Instructions for the task: Pull out the rows below word for word, starting with the first row and stopping after the line that contains "Circle shape xyxy=(132,395,152,415)".

Begin Records for processing

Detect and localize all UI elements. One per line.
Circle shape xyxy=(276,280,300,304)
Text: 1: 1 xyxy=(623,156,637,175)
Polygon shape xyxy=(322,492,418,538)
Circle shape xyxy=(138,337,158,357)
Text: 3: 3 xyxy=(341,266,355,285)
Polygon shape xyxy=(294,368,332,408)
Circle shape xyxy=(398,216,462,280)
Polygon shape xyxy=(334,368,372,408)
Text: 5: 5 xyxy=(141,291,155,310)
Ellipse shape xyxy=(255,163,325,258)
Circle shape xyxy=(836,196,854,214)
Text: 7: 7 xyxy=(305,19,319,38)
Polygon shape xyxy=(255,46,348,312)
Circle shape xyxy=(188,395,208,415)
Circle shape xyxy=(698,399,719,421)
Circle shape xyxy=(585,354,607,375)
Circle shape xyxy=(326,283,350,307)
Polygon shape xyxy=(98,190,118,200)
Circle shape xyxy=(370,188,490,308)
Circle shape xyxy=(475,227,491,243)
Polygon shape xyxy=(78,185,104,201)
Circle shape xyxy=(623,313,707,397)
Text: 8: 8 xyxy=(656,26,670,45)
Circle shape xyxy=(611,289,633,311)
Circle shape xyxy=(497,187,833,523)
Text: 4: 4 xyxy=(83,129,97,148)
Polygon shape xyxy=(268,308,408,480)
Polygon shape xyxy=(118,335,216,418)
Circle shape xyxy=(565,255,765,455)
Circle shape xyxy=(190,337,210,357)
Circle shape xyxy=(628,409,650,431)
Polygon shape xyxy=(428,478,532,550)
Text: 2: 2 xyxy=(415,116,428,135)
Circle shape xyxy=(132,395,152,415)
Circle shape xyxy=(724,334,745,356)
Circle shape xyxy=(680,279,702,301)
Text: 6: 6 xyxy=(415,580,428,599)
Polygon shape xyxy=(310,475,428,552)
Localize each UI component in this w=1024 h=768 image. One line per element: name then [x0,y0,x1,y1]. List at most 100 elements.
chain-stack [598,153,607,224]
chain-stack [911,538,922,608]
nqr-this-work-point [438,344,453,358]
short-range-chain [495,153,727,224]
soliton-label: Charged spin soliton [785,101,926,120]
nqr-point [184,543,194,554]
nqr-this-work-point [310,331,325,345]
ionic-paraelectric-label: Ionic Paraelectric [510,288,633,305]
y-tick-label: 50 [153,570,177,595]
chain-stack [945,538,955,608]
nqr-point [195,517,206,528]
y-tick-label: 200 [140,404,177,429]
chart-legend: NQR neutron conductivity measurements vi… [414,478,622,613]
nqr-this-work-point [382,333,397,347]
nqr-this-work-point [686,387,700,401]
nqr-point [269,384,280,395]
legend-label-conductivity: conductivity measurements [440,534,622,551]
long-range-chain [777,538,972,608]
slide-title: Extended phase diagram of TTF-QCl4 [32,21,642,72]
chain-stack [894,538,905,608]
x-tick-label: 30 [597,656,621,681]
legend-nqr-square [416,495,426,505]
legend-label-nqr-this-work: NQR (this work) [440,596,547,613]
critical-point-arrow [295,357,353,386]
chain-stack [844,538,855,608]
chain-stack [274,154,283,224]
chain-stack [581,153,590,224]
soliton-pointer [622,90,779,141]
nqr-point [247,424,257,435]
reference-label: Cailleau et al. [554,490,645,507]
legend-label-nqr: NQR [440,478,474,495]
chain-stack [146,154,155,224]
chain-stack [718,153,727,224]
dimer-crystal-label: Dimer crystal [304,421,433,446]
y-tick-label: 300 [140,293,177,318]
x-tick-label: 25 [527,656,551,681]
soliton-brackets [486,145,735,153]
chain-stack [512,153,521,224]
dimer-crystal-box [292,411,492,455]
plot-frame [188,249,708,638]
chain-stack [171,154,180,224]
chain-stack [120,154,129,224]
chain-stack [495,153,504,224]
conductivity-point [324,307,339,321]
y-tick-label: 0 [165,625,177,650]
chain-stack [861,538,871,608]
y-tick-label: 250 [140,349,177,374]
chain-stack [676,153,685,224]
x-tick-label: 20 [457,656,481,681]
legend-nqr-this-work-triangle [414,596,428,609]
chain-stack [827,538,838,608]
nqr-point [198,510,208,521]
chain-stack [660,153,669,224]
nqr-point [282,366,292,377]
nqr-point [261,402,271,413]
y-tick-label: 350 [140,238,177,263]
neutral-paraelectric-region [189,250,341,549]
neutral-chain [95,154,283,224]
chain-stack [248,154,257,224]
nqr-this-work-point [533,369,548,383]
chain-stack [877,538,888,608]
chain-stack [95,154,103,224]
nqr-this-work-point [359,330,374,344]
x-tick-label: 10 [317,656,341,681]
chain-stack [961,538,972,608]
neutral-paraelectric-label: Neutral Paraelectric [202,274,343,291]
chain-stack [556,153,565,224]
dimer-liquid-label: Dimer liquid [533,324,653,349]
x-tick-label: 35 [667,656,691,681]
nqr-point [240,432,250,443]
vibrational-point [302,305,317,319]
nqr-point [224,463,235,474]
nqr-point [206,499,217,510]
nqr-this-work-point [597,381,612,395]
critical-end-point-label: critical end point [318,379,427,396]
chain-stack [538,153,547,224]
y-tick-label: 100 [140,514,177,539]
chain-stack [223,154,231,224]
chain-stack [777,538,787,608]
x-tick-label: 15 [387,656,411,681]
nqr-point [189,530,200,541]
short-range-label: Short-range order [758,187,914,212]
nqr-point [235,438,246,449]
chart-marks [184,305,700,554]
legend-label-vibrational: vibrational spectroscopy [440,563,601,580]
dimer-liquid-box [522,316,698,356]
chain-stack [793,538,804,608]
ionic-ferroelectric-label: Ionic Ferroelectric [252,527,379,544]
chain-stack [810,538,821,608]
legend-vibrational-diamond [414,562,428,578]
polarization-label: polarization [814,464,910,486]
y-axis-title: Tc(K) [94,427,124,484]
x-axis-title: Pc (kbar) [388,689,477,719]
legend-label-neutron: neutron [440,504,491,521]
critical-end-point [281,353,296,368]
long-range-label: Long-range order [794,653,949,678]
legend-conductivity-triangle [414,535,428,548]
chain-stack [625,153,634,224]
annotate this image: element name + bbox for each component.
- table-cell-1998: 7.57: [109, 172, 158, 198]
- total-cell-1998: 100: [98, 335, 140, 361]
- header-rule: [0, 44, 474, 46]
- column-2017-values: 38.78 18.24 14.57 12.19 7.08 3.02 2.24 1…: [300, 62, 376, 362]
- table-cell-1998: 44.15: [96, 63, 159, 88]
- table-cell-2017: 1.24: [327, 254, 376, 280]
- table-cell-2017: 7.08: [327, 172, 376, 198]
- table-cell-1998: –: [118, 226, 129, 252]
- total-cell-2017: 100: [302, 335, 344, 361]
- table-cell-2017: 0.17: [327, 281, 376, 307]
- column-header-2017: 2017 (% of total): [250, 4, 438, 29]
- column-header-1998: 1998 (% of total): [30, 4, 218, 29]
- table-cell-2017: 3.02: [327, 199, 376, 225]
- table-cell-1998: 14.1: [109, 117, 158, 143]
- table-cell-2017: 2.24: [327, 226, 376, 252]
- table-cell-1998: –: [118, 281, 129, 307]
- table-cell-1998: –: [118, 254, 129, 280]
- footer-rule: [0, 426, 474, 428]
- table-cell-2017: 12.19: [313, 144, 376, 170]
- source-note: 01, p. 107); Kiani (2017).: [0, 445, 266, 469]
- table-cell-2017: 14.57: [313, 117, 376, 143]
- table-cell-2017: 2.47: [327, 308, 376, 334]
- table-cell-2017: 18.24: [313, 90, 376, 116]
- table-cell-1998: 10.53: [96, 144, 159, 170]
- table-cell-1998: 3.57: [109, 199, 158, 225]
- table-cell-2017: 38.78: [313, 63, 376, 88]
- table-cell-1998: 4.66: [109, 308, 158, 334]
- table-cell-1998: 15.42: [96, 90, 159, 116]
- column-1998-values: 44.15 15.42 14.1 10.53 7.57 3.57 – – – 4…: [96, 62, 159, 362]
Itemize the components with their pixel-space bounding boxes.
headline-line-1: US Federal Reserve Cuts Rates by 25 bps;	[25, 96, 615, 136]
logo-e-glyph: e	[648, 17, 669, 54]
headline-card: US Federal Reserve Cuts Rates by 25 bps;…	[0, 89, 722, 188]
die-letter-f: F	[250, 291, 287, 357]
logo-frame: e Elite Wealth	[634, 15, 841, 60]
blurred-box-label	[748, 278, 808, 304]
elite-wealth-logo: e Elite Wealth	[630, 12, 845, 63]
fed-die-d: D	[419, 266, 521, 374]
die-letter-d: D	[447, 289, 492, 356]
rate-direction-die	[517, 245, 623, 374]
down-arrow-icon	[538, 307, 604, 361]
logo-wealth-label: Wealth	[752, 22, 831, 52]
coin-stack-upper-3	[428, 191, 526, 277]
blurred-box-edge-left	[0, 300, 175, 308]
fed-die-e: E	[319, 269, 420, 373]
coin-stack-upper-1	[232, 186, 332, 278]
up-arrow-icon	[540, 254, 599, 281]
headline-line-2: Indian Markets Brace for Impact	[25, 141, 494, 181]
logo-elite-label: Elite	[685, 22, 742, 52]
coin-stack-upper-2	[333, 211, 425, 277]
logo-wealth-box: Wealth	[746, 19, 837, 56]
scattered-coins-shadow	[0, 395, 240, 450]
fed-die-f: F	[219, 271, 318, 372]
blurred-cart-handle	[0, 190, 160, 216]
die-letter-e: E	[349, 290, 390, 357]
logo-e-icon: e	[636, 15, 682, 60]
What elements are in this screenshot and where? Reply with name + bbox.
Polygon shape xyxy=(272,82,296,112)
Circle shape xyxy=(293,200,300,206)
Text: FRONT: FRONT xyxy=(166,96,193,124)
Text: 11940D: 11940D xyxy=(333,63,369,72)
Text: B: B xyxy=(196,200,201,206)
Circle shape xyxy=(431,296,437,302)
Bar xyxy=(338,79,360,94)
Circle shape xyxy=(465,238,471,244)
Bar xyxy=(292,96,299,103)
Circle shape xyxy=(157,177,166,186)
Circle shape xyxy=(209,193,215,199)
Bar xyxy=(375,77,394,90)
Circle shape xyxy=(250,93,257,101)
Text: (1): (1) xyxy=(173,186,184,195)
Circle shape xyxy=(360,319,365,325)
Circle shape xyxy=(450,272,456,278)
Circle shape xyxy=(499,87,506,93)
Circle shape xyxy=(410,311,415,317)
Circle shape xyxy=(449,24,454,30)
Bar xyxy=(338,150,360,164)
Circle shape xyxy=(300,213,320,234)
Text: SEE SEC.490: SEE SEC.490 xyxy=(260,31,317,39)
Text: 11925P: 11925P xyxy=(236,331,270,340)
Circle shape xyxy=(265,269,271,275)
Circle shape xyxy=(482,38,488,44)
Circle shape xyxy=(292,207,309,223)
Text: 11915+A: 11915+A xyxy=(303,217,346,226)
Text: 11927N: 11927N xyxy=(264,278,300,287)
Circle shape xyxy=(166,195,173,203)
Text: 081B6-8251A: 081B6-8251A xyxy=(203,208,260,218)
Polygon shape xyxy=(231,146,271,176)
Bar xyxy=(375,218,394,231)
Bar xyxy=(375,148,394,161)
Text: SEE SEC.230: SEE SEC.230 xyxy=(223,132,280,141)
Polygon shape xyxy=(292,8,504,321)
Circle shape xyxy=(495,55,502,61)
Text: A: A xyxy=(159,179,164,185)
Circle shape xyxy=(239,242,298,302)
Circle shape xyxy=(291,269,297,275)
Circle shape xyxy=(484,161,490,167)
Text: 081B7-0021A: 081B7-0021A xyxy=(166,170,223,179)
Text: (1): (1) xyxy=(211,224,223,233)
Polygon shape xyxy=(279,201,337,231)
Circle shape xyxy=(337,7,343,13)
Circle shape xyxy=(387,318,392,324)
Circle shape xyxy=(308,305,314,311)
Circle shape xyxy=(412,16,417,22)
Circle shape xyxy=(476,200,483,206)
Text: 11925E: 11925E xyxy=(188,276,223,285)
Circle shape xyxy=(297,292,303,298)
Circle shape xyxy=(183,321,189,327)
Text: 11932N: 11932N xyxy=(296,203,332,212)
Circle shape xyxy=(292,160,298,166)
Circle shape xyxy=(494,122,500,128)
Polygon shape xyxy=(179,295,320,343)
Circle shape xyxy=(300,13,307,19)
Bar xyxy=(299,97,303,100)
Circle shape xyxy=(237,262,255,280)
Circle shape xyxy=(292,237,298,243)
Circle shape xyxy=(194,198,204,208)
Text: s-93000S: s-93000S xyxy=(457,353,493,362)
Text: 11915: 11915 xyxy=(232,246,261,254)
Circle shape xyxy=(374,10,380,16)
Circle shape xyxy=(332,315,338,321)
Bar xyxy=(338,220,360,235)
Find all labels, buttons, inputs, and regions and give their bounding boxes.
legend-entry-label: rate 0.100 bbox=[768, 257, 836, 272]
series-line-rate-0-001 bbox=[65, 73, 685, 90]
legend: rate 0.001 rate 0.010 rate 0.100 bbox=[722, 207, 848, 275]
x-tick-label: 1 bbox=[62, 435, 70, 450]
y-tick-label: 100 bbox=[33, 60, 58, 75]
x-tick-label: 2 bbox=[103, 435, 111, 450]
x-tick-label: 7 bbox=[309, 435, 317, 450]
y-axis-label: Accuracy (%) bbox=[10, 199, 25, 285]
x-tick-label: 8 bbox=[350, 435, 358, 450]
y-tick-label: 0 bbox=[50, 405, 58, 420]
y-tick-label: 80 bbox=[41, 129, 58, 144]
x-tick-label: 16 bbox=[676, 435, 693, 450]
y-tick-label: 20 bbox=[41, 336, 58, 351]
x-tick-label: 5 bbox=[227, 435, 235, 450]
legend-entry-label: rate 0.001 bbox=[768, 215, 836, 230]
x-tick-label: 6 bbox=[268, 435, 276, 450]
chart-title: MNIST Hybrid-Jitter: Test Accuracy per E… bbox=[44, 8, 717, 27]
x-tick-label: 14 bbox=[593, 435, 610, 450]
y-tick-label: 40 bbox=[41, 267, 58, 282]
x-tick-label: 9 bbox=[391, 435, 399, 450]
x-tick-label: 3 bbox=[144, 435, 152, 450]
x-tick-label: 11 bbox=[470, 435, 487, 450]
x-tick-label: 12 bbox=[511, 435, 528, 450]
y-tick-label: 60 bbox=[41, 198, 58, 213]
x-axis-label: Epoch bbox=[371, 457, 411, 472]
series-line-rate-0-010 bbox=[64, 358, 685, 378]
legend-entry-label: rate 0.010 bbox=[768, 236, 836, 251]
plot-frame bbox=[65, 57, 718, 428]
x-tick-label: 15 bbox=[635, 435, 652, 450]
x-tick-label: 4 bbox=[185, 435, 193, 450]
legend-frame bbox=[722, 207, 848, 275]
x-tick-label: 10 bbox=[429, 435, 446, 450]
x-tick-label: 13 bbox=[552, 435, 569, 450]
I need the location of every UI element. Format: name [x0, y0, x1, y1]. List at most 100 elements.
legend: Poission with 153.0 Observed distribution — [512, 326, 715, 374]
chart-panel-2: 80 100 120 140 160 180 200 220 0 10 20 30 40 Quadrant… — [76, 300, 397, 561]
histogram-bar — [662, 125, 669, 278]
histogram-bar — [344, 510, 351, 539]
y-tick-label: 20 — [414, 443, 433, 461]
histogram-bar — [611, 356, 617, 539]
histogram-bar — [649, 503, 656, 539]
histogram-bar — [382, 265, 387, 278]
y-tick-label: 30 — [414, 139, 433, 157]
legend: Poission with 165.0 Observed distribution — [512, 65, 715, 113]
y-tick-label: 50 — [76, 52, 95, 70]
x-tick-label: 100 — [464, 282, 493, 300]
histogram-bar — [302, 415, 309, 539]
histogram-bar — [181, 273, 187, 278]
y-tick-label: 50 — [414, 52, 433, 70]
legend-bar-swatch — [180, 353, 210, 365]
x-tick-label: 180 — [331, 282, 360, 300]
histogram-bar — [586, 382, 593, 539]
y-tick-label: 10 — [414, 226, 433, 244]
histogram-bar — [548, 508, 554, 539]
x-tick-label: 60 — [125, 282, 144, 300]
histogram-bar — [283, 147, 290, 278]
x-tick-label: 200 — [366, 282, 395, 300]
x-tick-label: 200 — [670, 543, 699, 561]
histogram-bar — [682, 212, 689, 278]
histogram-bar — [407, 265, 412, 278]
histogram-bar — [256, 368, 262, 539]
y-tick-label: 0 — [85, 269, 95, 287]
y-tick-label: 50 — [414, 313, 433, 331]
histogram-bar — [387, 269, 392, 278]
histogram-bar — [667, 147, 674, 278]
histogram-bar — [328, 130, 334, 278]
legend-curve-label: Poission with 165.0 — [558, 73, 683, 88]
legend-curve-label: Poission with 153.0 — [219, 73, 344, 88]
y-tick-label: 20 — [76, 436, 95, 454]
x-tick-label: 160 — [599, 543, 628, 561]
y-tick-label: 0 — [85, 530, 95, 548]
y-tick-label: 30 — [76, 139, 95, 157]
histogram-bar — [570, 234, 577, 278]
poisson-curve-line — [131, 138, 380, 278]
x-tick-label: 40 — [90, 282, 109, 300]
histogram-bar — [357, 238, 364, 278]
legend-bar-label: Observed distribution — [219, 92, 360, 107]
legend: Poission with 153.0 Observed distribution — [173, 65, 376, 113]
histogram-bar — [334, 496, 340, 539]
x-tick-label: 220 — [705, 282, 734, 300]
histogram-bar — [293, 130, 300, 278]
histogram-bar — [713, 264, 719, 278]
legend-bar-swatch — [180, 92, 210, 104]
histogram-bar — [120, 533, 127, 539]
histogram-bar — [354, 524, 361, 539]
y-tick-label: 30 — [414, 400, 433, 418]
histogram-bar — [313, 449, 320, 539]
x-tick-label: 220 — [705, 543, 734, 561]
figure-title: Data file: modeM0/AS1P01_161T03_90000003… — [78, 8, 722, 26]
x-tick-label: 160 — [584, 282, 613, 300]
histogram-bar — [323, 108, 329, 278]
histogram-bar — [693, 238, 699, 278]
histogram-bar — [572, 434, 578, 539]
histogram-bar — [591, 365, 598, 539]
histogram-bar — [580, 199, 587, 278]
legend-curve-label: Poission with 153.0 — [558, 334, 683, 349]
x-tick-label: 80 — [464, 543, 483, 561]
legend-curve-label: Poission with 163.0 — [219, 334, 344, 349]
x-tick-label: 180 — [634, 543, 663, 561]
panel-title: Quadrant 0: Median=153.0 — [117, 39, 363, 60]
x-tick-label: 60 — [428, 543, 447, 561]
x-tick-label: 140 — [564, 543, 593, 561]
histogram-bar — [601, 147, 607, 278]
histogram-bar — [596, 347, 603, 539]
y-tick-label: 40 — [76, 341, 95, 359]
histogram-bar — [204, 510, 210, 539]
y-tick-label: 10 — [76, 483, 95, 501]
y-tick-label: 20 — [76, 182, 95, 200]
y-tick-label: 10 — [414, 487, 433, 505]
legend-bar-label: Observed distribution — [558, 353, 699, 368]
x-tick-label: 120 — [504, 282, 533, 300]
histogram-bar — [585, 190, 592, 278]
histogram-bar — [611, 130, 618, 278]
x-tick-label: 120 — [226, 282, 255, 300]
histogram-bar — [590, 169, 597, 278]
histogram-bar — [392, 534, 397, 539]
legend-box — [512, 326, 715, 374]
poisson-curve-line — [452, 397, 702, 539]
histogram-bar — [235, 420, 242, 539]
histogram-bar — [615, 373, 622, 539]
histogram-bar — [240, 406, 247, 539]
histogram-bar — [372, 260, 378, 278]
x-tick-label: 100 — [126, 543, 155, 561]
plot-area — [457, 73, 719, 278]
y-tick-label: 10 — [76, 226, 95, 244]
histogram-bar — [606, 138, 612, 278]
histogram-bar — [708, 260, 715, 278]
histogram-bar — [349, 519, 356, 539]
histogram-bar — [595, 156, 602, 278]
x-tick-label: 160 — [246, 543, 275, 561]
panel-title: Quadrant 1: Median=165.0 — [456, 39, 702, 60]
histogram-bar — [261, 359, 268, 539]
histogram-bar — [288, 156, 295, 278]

End Records for processing

Task answer:
Detect and localize all UI elements. One per line.
Circle shape xyxy=(276,280,300,304)
Text: 1: 1 xyxy=(623,156,637,175)
Polygon shape xyxy=(322,492,418,538)
Circle shape xyxy=(138,337,158,357)
Text: 3: 3 xyxy=(341,266,355,285)
Polygon shape xyxy=(294,368,332,408)
Circle shape xyxy=(398,216,462,280)
Polygon shape xyxy=(334,368,372,408)
Text: 5: 5 xyxy=(141,291,155,310)
Ellipse shape xyxy=(255,163,325,258)
Circle shape xyxy=(836,196,854,214)
Text: 7: 7 xyxy=(305,19,319,38)
Polygon shape xyxy=(255,46,348,312)
Circle shape xyxy=(188,395,208,415)
Circle shape xyxy=(698,399,719,421)
Circle shape xyxy=(585,354,607,375)
Circle shape xyxy=(326,283,350,307)
Polygon shape xyxy=(98,190,118,200)
Circle shape xyxy=(370,188,490,308)
Circle shape xyxy=(475,227,491,243)
Polygon shape xyxy=(78,185,104,201)
Circle shape xyxy=(623,313,707,397)
Text: 8: 8 xyxy=(656,26,670,45)
Circle shape xyxy=(611,289,633,311)
Circle shape xyxy=(497,187,833,523)
Text: 4: 4 xyxy=(83,129,97,148)
Polygon shape xyxy=(268,308,408,480)
Polygon shape xyxy=(118,335,216,418)
Circle shape xyxy=(565,255,765,455)
Circle shape xyxy=(190,337,210,357)
Circle shape xyxy=(628,409,650,431)
Polygon shape xyxy=(428,478,532,550)
Text: 2: 2 xyxy=(415,116,428,135)
Circle shape xyxy=(132,395,152,415)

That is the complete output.